-- begin Records supplied --

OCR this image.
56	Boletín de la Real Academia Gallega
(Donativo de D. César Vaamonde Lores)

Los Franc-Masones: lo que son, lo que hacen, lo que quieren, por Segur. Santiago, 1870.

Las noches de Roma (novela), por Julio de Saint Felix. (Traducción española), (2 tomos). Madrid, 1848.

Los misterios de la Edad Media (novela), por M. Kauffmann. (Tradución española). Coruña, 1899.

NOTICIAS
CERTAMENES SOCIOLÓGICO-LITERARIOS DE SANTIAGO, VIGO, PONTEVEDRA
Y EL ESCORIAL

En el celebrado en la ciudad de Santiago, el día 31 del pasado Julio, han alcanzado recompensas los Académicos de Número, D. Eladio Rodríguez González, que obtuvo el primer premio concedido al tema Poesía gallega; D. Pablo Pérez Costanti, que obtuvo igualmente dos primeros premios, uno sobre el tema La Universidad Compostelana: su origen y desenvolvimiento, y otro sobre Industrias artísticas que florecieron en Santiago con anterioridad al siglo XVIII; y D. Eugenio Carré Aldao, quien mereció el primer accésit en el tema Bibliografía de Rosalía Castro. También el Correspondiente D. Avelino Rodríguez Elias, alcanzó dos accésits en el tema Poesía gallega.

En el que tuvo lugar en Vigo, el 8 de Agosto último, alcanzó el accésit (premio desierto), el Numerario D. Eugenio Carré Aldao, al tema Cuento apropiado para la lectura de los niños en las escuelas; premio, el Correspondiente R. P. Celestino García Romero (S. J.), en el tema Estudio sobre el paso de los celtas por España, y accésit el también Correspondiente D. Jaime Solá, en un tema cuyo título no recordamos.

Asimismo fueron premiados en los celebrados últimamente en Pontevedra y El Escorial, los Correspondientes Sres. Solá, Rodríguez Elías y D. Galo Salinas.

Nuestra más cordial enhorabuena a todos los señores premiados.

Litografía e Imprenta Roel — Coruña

-- end Records supplied --

§ **Exercise details**
All lines above with "premiados" in them should be returned.

§ **Exercise result**
Asimismo fueron premiados en los celebrados últimamente en Pontevedra y El Escorial, los Correspondientes Sres. Solá, Rodríguez Elías y D. Galo Salinas.
Nuestra más cordial enhorabuena a todos los señores premiados.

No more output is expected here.